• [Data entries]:
━━━━━━━━━━━━━━━━━━━━━━━━━━━━━━
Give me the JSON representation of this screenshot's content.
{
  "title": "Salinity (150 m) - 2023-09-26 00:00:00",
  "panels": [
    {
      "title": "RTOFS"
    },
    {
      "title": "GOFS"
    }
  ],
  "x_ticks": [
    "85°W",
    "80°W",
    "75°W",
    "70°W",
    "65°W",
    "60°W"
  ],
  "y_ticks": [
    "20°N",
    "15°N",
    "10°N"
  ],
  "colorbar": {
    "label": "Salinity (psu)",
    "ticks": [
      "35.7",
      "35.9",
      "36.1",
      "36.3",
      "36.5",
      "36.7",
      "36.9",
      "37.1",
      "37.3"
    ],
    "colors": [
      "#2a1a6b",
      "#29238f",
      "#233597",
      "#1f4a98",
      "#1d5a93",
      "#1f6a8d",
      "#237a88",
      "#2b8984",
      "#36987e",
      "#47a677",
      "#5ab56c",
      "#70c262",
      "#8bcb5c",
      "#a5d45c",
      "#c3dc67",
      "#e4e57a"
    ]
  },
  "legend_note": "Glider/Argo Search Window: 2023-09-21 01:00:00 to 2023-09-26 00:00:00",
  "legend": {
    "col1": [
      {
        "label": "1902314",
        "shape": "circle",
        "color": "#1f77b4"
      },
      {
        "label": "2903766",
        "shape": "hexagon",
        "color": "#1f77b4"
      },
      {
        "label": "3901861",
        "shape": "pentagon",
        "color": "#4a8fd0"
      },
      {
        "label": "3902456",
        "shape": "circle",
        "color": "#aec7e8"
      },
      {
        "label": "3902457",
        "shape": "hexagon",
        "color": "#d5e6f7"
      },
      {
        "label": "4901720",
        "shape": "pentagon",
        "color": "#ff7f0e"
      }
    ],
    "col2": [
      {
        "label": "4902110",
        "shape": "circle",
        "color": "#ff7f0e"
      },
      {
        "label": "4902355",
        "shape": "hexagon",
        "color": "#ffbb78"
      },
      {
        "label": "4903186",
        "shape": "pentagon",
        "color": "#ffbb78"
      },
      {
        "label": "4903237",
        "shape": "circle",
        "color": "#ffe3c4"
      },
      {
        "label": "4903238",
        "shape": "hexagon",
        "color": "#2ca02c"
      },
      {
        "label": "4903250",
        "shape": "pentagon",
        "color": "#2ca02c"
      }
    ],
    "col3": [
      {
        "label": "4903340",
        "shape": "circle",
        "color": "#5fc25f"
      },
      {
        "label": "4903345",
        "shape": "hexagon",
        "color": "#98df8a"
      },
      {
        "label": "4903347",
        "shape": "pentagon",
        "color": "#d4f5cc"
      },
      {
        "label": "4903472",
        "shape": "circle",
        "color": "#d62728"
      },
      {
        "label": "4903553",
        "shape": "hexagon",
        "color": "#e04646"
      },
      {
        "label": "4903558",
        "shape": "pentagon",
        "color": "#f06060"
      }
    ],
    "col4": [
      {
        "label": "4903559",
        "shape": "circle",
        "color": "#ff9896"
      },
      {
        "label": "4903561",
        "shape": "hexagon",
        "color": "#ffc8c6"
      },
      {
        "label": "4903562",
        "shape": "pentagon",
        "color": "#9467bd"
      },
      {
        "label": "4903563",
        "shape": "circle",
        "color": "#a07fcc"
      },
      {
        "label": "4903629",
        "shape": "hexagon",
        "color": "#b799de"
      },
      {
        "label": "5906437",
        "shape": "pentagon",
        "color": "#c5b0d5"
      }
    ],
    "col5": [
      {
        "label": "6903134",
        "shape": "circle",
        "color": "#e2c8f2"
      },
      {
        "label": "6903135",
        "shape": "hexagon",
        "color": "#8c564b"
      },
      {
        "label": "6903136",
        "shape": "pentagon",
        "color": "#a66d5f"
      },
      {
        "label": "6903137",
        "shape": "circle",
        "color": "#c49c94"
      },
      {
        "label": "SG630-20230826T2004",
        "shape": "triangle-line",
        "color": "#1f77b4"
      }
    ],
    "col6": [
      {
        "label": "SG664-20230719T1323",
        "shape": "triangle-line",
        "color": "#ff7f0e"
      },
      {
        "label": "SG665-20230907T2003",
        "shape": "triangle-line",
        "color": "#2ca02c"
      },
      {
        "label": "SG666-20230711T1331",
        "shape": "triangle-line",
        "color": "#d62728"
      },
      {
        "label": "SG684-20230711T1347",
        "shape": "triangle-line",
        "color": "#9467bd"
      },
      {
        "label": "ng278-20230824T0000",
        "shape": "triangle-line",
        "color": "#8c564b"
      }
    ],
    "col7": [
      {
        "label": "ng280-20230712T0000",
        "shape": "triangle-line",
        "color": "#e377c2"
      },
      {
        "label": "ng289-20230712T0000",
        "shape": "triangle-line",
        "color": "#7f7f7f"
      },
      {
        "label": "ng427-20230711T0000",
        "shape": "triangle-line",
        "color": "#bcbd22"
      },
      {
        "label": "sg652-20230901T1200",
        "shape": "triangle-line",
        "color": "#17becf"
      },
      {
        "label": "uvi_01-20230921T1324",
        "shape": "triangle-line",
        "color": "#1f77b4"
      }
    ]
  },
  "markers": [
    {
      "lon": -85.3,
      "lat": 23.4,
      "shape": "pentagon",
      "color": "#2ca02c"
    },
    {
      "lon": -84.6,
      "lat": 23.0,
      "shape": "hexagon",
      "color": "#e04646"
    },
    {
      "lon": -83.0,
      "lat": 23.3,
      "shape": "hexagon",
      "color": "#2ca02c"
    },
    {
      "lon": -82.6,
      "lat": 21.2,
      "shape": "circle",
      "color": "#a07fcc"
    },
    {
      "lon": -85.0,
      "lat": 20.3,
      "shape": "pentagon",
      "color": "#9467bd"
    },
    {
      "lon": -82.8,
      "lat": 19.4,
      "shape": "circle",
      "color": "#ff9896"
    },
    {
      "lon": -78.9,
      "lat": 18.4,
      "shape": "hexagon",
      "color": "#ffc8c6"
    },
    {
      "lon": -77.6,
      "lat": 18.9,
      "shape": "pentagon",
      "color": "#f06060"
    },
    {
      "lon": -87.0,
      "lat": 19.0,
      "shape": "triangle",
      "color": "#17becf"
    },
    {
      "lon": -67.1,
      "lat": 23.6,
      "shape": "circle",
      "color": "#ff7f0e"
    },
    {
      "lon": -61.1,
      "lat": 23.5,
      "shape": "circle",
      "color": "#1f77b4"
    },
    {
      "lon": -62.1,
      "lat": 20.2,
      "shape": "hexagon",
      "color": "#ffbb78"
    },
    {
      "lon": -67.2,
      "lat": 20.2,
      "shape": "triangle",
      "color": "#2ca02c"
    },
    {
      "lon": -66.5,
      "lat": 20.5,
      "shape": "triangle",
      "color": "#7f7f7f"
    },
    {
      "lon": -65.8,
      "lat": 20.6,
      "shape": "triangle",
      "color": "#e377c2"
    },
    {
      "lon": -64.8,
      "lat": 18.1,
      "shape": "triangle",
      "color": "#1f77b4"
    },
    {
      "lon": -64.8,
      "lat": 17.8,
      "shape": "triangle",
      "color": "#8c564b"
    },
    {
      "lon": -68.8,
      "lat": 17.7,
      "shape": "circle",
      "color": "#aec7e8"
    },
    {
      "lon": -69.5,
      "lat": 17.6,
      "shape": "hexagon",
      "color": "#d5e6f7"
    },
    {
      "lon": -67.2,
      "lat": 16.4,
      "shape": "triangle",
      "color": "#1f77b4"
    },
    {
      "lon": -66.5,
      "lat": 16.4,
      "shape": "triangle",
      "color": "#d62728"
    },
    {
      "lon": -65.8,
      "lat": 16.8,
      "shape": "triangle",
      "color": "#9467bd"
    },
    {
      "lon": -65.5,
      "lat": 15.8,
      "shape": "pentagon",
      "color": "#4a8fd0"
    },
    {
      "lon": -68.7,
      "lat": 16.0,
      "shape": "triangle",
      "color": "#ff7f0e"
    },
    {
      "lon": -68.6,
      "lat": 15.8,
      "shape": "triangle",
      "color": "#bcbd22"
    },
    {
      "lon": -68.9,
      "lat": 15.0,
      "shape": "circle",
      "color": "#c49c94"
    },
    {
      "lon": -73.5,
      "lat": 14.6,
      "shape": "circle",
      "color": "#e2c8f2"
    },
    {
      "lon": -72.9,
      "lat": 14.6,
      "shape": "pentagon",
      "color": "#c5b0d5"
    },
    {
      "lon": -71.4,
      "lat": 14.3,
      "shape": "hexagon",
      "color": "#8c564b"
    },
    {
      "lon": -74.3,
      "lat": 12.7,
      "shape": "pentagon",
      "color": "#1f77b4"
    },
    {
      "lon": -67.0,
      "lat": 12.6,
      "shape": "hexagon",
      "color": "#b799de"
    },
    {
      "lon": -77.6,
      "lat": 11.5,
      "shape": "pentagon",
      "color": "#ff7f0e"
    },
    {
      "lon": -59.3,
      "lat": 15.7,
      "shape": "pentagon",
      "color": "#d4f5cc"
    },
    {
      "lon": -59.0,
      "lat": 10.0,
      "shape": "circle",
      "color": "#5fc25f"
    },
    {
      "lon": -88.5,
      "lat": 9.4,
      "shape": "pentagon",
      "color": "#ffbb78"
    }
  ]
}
━━━━━━━━━━━━━━━━━━━━━━━━━━━━━━
• [EXERCISE OBJECTIVE]: Check each line of the records for the word "Salinity", and show the lines that contain it.

• [THE RESULT]:
  "title": "Salinity (150 m) - 2023-09-26 00:00:00",
    "label": "Salinity (psu)",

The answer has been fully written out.